- _What you will do_
Output every entry exactly, from the first line to the last.

- _Excerpted data_
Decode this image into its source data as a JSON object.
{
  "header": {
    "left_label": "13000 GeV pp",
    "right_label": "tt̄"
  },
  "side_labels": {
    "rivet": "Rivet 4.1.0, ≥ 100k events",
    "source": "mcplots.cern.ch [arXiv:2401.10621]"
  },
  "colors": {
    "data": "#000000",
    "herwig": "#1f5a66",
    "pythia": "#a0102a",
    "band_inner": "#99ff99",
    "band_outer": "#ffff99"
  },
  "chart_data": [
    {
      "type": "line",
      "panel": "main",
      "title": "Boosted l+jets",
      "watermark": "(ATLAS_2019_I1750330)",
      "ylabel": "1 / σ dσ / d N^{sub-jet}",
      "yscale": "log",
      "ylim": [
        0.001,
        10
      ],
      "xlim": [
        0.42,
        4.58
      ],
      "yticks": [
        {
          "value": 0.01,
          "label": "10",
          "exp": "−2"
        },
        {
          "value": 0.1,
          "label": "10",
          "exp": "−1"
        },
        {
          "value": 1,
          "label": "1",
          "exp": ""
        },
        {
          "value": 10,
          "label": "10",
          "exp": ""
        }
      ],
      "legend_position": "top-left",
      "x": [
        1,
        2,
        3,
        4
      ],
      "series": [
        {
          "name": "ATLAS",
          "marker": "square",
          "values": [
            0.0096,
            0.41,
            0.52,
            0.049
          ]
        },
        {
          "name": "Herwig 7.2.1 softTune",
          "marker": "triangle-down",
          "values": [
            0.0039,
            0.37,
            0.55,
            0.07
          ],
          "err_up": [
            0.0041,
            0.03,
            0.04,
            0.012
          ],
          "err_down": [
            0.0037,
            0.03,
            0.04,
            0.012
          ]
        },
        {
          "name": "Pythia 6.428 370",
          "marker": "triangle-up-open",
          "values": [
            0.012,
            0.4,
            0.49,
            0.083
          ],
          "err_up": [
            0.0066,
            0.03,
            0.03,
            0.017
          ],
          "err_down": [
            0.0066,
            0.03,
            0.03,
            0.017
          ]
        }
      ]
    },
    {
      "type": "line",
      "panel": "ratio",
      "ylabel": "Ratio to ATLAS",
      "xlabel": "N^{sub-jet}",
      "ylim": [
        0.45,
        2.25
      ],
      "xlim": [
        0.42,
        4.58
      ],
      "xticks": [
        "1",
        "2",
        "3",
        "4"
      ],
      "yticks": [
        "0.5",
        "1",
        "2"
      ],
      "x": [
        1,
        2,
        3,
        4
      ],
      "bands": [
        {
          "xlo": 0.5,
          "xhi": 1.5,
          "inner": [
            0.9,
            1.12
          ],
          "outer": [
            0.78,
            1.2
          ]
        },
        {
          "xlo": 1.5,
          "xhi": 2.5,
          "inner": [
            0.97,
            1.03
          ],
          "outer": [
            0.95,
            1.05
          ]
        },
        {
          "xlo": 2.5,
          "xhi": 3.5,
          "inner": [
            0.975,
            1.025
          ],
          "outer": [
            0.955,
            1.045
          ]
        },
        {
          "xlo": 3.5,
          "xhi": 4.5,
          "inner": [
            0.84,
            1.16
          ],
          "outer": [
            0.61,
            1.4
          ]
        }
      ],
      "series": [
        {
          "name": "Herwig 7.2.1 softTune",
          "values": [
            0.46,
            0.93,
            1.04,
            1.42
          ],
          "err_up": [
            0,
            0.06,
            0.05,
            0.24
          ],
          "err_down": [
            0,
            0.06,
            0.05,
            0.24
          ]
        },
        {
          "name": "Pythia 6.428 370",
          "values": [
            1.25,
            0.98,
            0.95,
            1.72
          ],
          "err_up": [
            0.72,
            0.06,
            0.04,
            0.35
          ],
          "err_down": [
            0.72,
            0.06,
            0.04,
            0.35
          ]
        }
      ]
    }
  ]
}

- _Output for this exercise_
Decode this image into its source data as a JSON object.
{
  "header": {
    "left_label": "13000 GeV pp",
    "right_label": "tt̄"
  },
  "side_labels": {
    "rivet": "Rivet 4.1.0, ≥ 100k events",
    "source": "mcplots.cern.ch [arXiv:2401.10621]"
  },
  "colors": {
    "data": "#000000",
    "herwig": "#1f5a66",
    "pythia": "#a0102a",
    "band_inner": "#99ff99",
    "band_outer": "#ffff99"
  },
  "chart_data": [
    {
      "type": "line",
      "panel": "main",
      "title": "Boosted l+jets",
      "watermark": "(ATLAS_2019_I1750330)",
      "ylabel": "1 / σ dσ / d N^{sub-jet}",
      "yscale": "log",
      "ylim": [
        0.001,
        10
      ],
      "xlim": [
        0.42,
        4.58
      ],
      "yticks": [
        {
          "value": 0.01,
          "label": "10",
          "exp": "−2"
        },
        {
          "value": 0.1,
          "label": "10",
          "exp": "−1"
        },
        {
          "value": 1,
          "label": "1",
          "exp": ""
        },
        {
          "value": 10,
          "label": "10",
          "exp": ""
        }
      ],
      "legend_position": "top-left",
      "x": [
        1,
        2,
        3,
        4
      ],
      "series": [
        {
          "name": "ATLAS",
          "marker": "square",
          "values": [
            0.0096,
            0.41,
            0.52,
            0.049
          ]
        },
        {
          "name": "Herwig 7.2.1 softTune",
          "marker": "triangle-down",
          "values": [
            0.0039,
            0.37,
            0.55,
            0.07
          ],
          "err_up": [
            0.0041,
            0.03,
            0.04,
            0.012
          ],
          "err_down": [
            0.0037,
            0.03,
            0.04,
            0.012
          ]
        },
        {
          "name": "Pythia 6.428 370",
          "marker": "triangle-up-open",
          "values": [
            0.012,
            0.4,
            0.49,
            0.083
          ],
          "err_up": [
            0.0066,
            0.03,
            0.03,
            0.017
          ],
          "err_down": [
            0.0066,
            0.03,
            0.03,
            0.017
          ]
        }
      ]
    },
    {
      "type": "line",
      "panel": "ratio",
      "ylabel": "Ratio to ATLAS",
      "xlabel": "N^{sub-jet}",
      "ylim": [
        0.45,
        2.25
      ],
      "xlim": [
        0.42,
        4.58
      ],
      "xticks": [
        "1",
        "2",
        "3",
        "4"
      ],
      "yticks": [
        "0.5",
        "1",
        "2"
      ],
      "x": [
        1,
        2,
        3,
        4
      ],
      "bands": [
        {
          "xlo": 0.5,
          "xhi": 1.5,
          "inner": [
            0.9,
            1.12
          ],
          "outer": [
            0.78,
            1.2
          ]
        },
        {
          "xlo": 1.5,
          "xhi": 2.5,
          "inner": [
            0.97,
            1.03
          ],
          "outer": [
            0.95,
            1.05
          ]
        },
        {
          "xlo": 2.5,
          "xhi": 3.5,
          "inner": [
            0.975,
            1.025
          ],
          "outer": [
            0.955,
            1.045
          ]
        },
        {
          "xlo": 3.5,
          "xhi": 4.5,
          "inner": [
            0.84,
            1.16
          ],
          "outer": [
            0.61,
            1.4
          ]
        }
      ],
      "series": [
        {
          "name": "Herwig 7.2.1 softTune",
          "values": [
            0.46,
            0.93,
            1.04,
            1.42
          ],
          "err_up": [
            0,
            0.06,
            0.05,
            0.24
          ],
          "err_down": [
            0,
            0.06,
            0.05,
            0.24
          ]
        },
        {
          "name": "Pythia 6.428 370",
          "values": [
            1.25,
            0.98,
            0.95,
            1.72
          ],
          "err_up": [
            0.72,
            0.06,
            0.04,
            0.35
          ],
          "err_down": [
            0.72,
            0.06,
            0.04,
            0.35
          ]
        }
      ]
    }
  ]
}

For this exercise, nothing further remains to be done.